- [What this task involves]:
From the entries that follow, extract each line holding the string "icon".

- [Input data]:
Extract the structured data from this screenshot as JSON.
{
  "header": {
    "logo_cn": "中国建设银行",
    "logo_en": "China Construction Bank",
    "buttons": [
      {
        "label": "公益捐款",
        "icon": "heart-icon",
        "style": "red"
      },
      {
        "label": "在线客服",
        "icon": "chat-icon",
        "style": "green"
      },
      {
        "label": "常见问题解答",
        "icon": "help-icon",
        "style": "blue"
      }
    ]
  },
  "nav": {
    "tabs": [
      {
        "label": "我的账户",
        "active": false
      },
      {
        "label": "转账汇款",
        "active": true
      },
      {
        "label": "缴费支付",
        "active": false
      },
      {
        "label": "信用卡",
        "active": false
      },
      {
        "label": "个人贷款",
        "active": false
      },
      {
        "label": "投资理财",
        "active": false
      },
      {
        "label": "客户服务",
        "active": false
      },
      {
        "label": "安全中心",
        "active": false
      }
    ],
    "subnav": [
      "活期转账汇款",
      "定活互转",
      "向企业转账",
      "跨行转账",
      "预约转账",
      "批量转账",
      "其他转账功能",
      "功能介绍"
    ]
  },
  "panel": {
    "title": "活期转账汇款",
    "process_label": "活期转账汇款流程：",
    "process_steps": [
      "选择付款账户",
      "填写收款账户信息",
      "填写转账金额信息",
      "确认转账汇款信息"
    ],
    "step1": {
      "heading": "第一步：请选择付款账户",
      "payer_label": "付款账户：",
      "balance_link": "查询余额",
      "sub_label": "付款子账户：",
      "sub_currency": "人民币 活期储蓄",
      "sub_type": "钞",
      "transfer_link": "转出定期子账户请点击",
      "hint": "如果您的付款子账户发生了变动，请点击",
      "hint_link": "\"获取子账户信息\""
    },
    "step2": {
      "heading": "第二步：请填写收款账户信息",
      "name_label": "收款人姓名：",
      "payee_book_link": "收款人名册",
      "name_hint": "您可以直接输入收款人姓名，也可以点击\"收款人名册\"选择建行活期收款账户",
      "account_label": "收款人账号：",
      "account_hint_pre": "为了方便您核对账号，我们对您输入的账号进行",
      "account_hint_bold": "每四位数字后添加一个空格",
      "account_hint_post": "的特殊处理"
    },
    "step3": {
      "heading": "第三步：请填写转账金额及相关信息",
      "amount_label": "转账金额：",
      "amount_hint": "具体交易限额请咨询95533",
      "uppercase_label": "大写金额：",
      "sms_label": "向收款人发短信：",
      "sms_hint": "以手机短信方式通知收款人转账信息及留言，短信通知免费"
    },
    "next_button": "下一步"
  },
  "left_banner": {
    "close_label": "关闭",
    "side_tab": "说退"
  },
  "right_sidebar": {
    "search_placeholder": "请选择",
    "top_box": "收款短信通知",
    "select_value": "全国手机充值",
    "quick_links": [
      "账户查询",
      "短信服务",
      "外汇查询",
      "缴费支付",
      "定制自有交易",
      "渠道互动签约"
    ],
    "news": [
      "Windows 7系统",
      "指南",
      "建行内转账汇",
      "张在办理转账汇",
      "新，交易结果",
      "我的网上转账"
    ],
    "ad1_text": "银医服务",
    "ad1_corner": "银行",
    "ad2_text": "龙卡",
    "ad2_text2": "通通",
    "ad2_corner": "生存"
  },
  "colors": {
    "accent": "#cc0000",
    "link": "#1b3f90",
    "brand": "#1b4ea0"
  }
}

- [Reply to the task]:
        "icon": "heart-icon",
        "icon": "chat-icon",
        "icon": "help-icon",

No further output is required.